▸ Exercise task: Print the records from the line containing "x-tick-label: 1980 xyxy=(666,879,697,893)" through the line containing "x-tick-label: 1900 xyxy=(139,879,170,893)", reproducing each of those lines without any change.

▸ Recorded data:
┌──
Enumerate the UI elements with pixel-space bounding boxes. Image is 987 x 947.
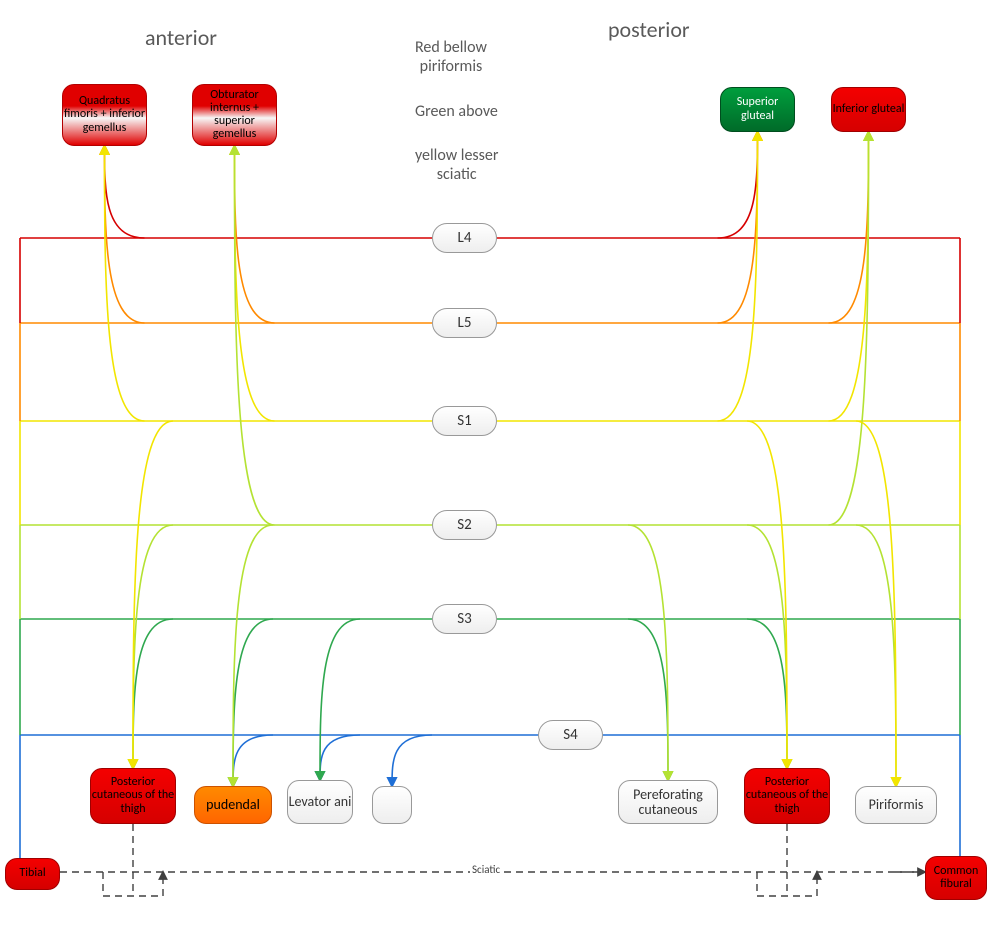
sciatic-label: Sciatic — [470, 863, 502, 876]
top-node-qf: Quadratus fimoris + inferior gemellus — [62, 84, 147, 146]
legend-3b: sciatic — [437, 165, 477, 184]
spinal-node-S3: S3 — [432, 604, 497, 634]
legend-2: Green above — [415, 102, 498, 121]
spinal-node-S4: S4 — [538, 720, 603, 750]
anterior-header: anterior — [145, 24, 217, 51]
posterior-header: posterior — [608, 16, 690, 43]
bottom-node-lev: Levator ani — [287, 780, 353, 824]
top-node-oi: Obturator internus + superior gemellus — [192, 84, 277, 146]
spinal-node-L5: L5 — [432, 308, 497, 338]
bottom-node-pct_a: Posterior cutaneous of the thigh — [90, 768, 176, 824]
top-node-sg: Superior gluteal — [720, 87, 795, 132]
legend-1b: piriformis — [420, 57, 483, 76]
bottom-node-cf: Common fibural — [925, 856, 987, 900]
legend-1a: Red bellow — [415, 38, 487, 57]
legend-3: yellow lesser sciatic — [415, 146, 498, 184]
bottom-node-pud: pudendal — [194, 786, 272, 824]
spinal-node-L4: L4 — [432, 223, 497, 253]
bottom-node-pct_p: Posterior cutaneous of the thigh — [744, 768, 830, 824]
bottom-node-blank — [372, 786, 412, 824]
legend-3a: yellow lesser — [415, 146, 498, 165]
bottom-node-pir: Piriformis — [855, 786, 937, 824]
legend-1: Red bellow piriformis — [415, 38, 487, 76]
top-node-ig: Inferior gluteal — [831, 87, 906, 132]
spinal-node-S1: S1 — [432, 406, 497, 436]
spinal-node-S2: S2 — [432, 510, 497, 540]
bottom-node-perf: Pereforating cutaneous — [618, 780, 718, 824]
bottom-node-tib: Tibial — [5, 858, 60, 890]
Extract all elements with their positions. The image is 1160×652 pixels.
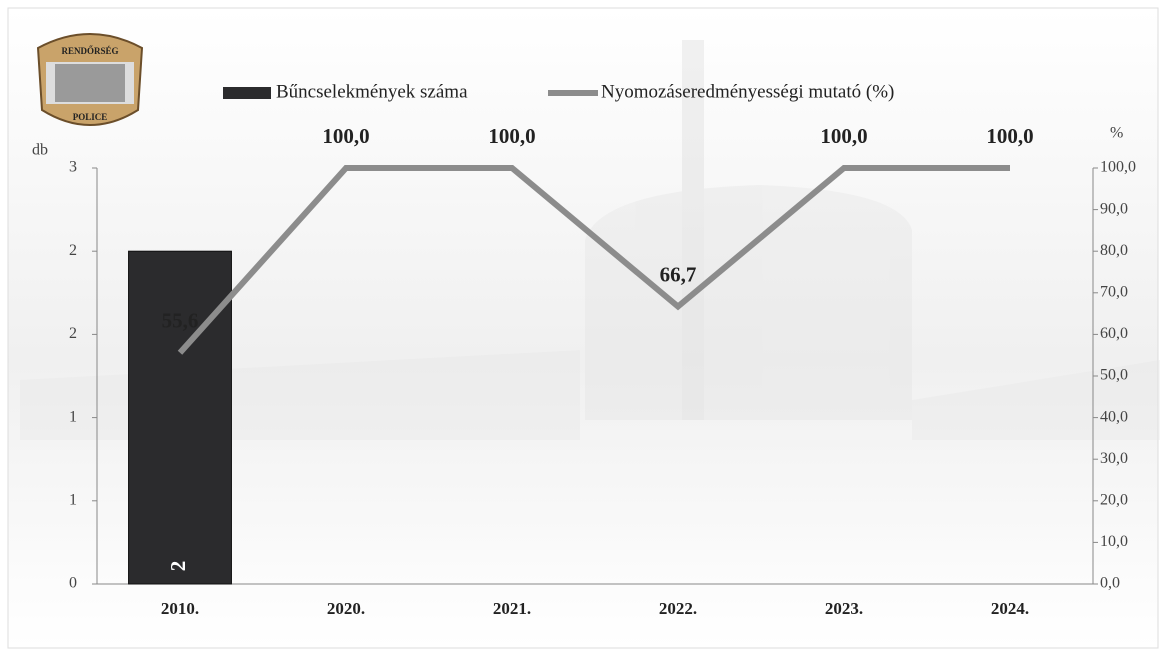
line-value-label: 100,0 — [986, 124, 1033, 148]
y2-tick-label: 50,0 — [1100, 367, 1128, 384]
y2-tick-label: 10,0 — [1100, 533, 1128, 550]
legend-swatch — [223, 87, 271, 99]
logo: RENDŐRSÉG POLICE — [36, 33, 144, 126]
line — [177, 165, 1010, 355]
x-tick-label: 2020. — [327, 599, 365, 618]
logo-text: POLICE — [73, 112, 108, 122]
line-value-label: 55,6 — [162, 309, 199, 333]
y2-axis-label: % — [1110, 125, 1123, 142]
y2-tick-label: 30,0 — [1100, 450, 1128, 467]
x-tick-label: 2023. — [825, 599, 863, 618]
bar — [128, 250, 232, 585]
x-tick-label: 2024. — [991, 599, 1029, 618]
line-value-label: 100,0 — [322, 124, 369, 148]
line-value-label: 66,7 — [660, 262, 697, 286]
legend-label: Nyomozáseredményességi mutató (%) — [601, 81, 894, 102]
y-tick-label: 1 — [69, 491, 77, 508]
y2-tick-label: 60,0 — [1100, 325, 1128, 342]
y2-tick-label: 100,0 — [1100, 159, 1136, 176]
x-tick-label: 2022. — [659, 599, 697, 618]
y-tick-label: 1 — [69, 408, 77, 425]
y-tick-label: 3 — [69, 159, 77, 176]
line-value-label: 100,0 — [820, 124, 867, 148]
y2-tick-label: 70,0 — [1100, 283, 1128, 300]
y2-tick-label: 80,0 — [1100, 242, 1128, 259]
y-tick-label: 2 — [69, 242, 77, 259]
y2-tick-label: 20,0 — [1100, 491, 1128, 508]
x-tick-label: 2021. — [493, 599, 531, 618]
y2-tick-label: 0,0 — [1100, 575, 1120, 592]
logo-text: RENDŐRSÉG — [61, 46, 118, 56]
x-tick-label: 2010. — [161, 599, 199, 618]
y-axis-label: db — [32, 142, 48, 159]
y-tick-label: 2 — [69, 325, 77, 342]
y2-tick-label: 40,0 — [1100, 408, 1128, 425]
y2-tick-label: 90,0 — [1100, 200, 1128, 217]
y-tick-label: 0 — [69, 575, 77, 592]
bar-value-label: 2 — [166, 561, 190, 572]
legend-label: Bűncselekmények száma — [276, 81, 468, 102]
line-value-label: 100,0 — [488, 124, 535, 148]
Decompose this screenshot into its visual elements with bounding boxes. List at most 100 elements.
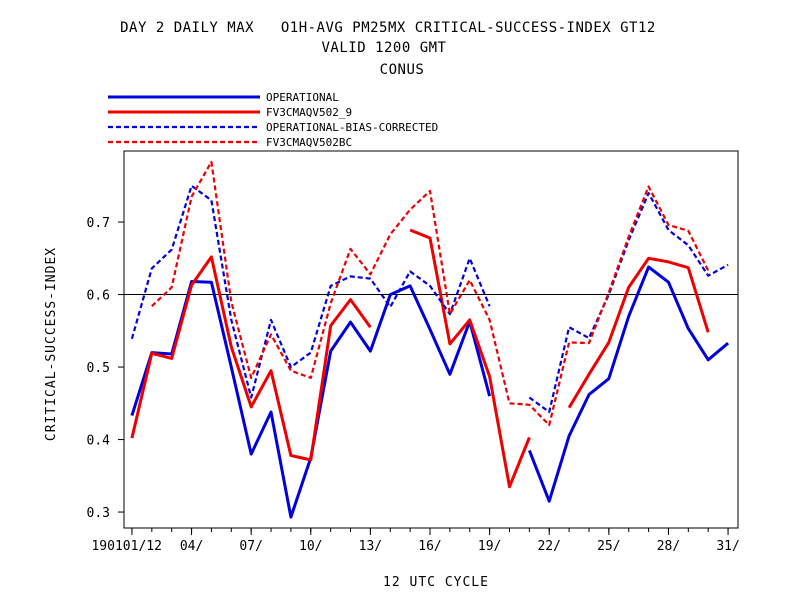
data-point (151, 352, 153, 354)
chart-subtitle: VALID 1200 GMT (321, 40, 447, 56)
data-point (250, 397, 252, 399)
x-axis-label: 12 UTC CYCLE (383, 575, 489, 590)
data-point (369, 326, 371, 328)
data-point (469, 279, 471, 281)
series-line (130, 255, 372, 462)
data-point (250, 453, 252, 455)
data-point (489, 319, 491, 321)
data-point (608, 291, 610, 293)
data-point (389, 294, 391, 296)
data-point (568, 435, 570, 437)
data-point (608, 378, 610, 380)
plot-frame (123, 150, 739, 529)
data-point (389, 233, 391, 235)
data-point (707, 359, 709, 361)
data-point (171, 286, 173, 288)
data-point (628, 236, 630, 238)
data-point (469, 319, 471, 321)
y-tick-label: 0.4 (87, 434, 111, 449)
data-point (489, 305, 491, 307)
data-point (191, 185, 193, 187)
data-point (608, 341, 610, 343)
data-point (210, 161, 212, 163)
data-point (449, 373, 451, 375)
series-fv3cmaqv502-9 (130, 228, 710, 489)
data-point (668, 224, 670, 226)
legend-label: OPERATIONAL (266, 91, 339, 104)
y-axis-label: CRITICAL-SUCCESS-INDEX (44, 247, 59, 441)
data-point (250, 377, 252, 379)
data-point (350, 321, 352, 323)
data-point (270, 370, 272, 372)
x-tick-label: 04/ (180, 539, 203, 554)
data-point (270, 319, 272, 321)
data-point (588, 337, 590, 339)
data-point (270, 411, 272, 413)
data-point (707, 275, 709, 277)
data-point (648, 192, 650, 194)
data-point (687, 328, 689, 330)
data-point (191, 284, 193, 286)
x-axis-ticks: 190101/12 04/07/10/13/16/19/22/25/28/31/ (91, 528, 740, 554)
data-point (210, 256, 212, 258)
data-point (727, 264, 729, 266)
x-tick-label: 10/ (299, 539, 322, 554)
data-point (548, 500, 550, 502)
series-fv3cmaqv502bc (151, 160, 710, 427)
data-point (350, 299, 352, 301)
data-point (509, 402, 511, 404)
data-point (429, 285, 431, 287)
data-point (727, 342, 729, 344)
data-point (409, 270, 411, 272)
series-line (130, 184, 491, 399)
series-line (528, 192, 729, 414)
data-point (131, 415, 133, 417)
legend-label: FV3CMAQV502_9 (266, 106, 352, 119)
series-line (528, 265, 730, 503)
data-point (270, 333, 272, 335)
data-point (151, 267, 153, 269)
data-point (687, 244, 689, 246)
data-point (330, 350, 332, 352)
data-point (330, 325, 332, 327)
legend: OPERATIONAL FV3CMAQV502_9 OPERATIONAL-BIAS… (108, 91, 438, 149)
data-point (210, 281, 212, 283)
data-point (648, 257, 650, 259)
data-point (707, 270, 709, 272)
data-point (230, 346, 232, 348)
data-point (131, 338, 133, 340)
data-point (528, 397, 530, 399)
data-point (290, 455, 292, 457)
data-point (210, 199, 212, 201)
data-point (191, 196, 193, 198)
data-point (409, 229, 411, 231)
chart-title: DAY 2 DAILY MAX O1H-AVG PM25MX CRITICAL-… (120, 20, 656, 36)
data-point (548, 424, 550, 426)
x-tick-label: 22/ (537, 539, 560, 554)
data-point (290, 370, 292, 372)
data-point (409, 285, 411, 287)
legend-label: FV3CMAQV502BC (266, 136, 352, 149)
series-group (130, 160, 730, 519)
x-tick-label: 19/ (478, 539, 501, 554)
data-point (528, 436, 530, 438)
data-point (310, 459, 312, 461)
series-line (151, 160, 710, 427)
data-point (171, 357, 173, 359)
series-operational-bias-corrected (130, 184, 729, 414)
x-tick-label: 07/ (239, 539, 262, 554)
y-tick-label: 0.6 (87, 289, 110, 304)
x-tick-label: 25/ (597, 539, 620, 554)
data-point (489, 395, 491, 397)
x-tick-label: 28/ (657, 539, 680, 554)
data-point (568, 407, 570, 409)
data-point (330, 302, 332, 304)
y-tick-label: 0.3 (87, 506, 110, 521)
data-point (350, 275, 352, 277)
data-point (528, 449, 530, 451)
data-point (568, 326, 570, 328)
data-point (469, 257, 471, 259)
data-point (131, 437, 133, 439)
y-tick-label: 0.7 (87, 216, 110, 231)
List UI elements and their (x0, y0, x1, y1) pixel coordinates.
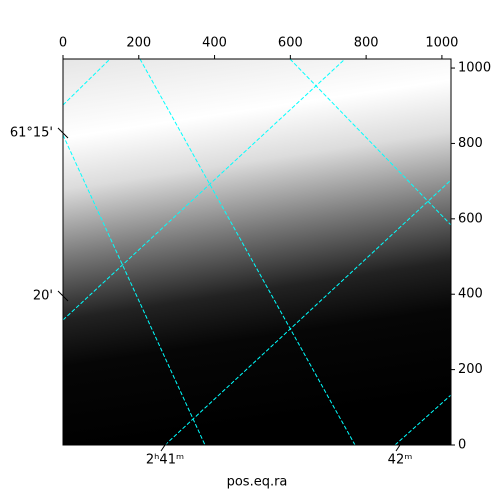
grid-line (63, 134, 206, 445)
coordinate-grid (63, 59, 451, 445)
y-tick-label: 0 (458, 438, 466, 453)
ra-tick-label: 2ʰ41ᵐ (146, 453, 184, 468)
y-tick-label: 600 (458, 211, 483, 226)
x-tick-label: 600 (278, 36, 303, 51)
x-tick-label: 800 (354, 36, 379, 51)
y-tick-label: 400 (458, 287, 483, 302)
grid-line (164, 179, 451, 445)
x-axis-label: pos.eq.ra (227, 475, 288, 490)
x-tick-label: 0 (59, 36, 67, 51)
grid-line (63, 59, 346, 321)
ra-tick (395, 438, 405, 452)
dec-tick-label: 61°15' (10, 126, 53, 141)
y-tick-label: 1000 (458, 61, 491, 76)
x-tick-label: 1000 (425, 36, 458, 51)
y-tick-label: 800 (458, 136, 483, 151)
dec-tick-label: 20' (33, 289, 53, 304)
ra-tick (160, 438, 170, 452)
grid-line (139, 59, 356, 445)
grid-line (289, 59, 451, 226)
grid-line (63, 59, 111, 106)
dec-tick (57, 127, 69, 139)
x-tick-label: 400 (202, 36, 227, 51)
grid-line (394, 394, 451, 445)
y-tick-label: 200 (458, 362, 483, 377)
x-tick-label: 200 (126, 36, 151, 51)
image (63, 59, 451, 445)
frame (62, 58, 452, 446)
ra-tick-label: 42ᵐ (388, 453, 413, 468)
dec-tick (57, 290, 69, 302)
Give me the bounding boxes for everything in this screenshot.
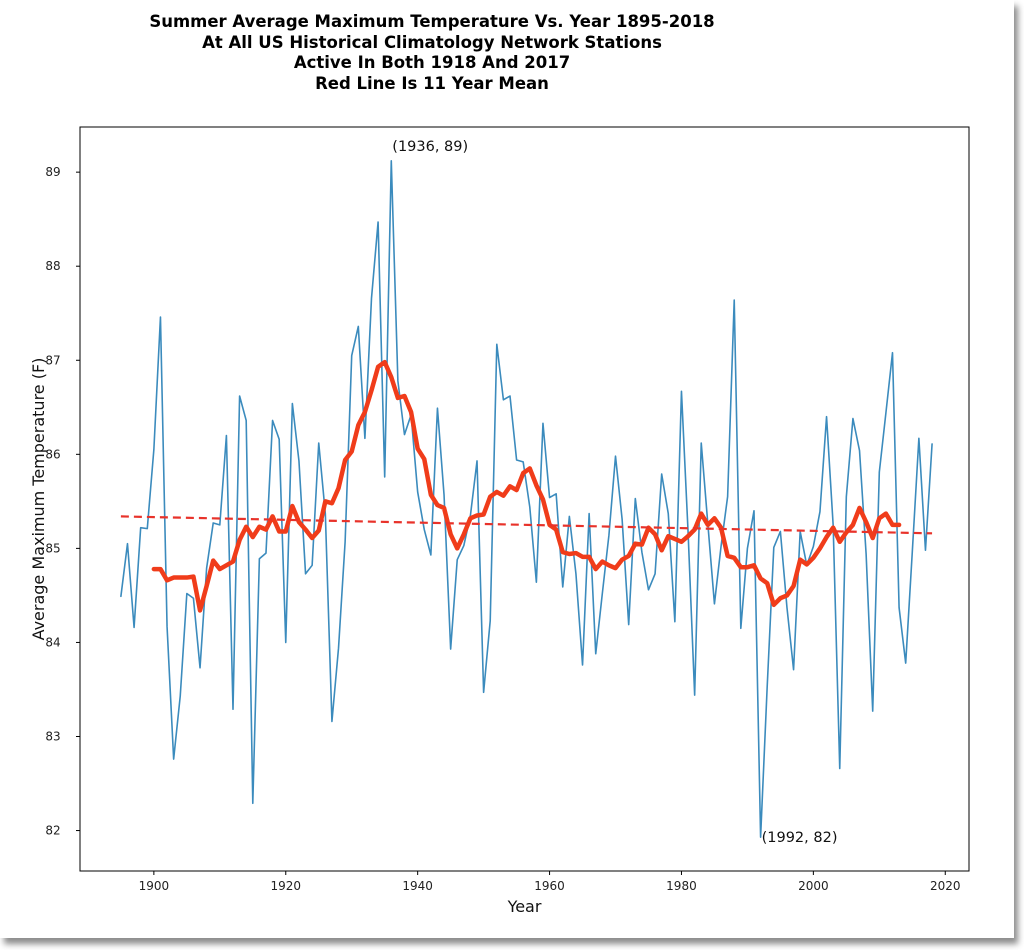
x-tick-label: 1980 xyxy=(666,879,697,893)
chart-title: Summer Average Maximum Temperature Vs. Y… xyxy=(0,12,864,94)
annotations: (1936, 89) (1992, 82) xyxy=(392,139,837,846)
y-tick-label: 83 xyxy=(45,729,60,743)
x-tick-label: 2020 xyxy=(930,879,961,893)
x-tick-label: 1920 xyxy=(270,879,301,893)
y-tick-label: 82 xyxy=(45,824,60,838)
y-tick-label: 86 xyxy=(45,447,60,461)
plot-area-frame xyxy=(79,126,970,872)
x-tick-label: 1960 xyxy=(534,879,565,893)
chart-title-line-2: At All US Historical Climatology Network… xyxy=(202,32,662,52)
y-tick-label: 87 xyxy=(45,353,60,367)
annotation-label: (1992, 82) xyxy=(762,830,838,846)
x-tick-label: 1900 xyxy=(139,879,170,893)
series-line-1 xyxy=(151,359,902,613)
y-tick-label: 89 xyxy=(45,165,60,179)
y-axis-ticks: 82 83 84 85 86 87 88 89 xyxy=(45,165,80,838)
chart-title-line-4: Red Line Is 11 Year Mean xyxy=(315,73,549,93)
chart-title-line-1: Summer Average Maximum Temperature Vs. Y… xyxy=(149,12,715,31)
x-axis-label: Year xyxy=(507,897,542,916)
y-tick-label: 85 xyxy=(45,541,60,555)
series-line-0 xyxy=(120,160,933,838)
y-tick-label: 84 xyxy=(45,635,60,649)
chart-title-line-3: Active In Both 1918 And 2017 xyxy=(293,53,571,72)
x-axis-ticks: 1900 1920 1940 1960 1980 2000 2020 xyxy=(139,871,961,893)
└──
▸ Final answer:
x-tick-label: 1980 xyxy=(666,879,697,893)
chart-title: Summer Average Maximum Temperature Vs. Y… xyxy=(0,12,864,94)
annotations: (1936, 89) (1992, 82) xyxy=(392,139,837,846)
y-tick-label: 83 xyxy=(45,729,60,743)
x-tick-label: 2020 xyxy=(930,879,961,893)
x-tick-label: 1920 xyxy=(270,879,301,893)
y-tick-label: 82 xyxy=(45,824,60,838)
y-tick-label: 86 xyxy=(45,447,60,461)
plot-area-frame xyxy=(79,126,970,872)
x-tick-label: 1960 xyxy=(534,879,565,893)
chart-title-line-2: At All US Historical Climatology Network… xyxy=(202,32,662,52)
y-tick-label: 87 xyxy=(45,353,60,367)
annotation-label: (1992, 82) xyxy=(762,830,838,846)
x-tick-label: 1900 xyxy=(139,879,170,893)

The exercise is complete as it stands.